··· SUPPLIED DATA ···
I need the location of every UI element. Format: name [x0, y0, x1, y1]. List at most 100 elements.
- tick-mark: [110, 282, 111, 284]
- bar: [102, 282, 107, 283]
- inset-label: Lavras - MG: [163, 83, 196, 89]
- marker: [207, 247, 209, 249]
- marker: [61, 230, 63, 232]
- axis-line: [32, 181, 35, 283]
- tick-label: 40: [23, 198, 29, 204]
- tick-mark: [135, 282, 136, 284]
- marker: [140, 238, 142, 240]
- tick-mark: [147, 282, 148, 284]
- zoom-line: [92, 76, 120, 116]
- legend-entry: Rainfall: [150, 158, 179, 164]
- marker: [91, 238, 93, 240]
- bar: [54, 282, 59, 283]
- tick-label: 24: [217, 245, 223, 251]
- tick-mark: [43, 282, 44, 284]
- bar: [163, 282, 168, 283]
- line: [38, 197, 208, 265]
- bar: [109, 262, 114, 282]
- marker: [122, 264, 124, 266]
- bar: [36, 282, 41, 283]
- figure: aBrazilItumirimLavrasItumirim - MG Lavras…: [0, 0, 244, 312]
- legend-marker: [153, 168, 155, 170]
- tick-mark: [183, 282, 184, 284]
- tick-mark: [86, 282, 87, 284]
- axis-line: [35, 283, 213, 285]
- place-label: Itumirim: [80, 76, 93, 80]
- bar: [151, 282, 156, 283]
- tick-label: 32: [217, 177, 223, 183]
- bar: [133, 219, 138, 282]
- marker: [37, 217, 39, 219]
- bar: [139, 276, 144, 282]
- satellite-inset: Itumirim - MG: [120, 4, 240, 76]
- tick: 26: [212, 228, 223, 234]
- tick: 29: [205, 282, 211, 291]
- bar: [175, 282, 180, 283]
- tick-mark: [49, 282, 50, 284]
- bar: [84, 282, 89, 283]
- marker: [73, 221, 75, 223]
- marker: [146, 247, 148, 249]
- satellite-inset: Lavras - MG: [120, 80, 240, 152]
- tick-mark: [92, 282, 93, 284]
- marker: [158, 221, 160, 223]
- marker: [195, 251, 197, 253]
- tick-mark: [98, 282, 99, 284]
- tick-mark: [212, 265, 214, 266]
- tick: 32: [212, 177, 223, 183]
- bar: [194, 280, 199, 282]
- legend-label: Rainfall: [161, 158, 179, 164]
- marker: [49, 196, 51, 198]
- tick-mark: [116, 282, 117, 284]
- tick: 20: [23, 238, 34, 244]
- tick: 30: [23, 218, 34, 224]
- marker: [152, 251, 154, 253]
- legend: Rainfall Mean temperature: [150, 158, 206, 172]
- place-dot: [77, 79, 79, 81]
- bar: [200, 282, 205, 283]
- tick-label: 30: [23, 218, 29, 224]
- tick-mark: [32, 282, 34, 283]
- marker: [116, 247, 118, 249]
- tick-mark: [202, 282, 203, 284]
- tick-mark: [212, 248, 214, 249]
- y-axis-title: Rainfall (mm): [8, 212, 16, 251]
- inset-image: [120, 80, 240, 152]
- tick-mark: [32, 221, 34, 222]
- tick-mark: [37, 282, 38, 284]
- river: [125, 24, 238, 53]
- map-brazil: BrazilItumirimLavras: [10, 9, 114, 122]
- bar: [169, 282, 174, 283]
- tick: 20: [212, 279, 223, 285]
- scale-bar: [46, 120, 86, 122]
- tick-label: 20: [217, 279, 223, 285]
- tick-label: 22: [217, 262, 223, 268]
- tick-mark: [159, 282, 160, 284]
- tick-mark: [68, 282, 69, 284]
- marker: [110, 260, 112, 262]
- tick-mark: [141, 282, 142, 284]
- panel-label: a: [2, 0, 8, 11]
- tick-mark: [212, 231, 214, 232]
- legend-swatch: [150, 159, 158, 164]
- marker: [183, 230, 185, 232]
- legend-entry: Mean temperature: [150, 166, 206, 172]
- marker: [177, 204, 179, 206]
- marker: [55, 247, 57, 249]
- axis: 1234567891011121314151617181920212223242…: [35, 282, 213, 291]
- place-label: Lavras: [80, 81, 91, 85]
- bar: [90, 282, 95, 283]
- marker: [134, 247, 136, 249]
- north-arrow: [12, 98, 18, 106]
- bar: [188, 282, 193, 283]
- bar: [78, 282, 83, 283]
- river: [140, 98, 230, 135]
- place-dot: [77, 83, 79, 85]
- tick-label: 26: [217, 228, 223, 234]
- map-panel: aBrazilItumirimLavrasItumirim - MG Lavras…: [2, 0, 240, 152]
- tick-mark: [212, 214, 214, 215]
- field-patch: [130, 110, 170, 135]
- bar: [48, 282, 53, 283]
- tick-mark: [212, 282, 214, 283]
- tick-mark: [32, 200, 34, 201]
···
TASK OBJECTIVE. Please reproduce every line of the records above without changing a single character.

RESPONSE TO THIS EXERCISE.
I need the location of every UI element. Format: name [x0, y0, x1, y1]. List at most 100 elements.
- tick-mark: [110, 282, 111, 284]
- bar: [102, 282, 107, 283]
- inset-label: Lavras - MG: [163, 83, 196, 89]
- marker: [207, 247, 209, 249]
- marker: [61, 230, 63, 232]
- axis-line: [32, 181, 35, 283]
- tick-label: 40: [23, 198, 29, 204]
- tick-mark: [135, 282, 136, 284]
- marker: [140, 238, 142, 240]
- tick-mark: [147, 282, 148, 284]
- zoom-line: [92, 76, 120, 116]
- legend-entry: Rainfall: [150, 158, 179, 164]
- marker: [91, 238, 93, 240]
- bar: [54, 282, 59, 283]
- tick-label: 24: [217, 245, 223, 251]
- tick-mark: [43, 282, 44, 284]
- bar: [163, 282, 168, 283]
- line: [38, 197, 208, 265]
- bar: [109, 262, 114, 282]
- marker: [122, 264, 124, 266]
- bar: [36, 282, 41, 283]
- figure: aBrazilItumirimLavrasItumirim - MG Lavras…: [0, 0, 244, 312]
- legend-marker: [153, 168, 155, 170]
- tick-mark: [183, 282, 184, 284]
- tick-mark: [86, 282, 87, 284]
- axis-line: [35, 283, 213, 285]
- place-label: Itumirim: [80, 76, 93, 80]
- bar: [151, 282, 156, 283]
- tick-label: 32: [217, 177, 223, 183]
- bar: [133, 219, 138, 282]
- marker: [37, 217, 39, 219]
- bar: [139, 276, 144, 282]
- satellite-inset: Itumirim - MG: [120, 4, 240, 76]
- tick: 26: [212, 228, 223, 234]
- tick: 29: [205, 282, 211, 291]
- bar: [175, 282, 180, 283]
- tick-mark: [49, 282, 50, 284]
- bar: [84, 282, 89, 283]
- marker: [73, 221, 75, 223]
- marker: [146, 247, 148, 249]
- satellite-inset: Lavras - MG: [120, 80, 240, 152]
- tick-mark: [92, 282, 93, 284]
- marker: [158, 221, 160, 223]
- marker: [195, 251, 197, 253]
- tick-mark: [98, 282, 99, 284]
- tick-mark: [212, 265, 214, 266]
- tick: 32: [212, 177, 223, 183]
- bar: [194, 280, 199, 282]
- legend-label: Rainfall: [161, 158, 179, 164]
- marker: [49, 196, 51, 198]
- tick-mark: [116, 282, 117, 284]
- tick: 20: [23, 238, 34, 244]
- tick: 30: [23, 218, 34, 224]
- marker: [152, 251, 154, 253]
- legend: Rainfall Mean temperature: [150, 158, 206, 172]
- place-dot: [77, 79, 79, 81]
- bar: [200, 282, 205, 283]
- tick-label: 30: [23, 218, 29, 224]
- tick-mark: [32, 282, 34, 283]
- marker: [116, 247, 118, 249]
- tick-mark: [202, 282, 203, 284]
- tick-mark: [212, 248, 214, 249]
- y-axis-title: Rainfall (mm): [8, 212, 16, 251]
- inset-image: [120, 80, 240, 152]
- tick-mark: [32, 221, 34, 222]
- tick-mark: [37, 282, 38, 284]
- river: [125, 24, 238, 53]
- map-brazil: BrazilItumirimLavras: [10, 9, 114, 122]
- bar: [169, 282, 174, 283]
- tick: 20: [212, 279, 223, 285]
- scale-bar: [46, 120, 86, 122]
- tick-label: 20: [217, 279, 223, 285]
- tick-label: 22: [217, 262, 223, 268]
- tick-mark: [159, 282, 160, 284]
- tick-mark: [68, 282, 69, 284]
- marker: [110, 260, 112, 262]
- tick-mark: [141, 282, 142, 284]
- panel-label: a: [2, 0, 8, 11]
- tick-mark: [212, 231, 214, 232]
- legend-swatch: [150, 159, 158, 164]
- marker: [183, 230, 185, 232]
- legend-entry: Mean temperature: [150, 166, 206, 172]
- marker: [177, 204, 179, 206]
- marker: [55, 247, 57, 249]
- axis: 1234567891011121314151617181920212223242…: [35, 282, 213, 291]
- place-label: Lavras: [80, 81, 91, 85]
- bar: [90, 282, 95, 283]
- marker: [134, 247, 136, 249]
- north-arrow: [12, 98, 18, 106]
- bar: [188, 282, 193, 283]
- bar: [78, 282, 83, 283]
- river: [140, 98, 230, 135]
- place-dot: [77, 83, 79, 85]
- tick-label: 26: [217, 228, 223, 234]
- map-panel: aBrazilItumirimLavrasItumirim - MG Lavras…: [2, 0, 240, 152]
- tick-mark: [212, 214, 214, 215]
- field-patch: [130, 110, 170, 135]
- bar: [48, 282, 53, 283]
- tick-mark: [212, 282, 214, 283]
- tick-mark: [32, 200, 34, 201]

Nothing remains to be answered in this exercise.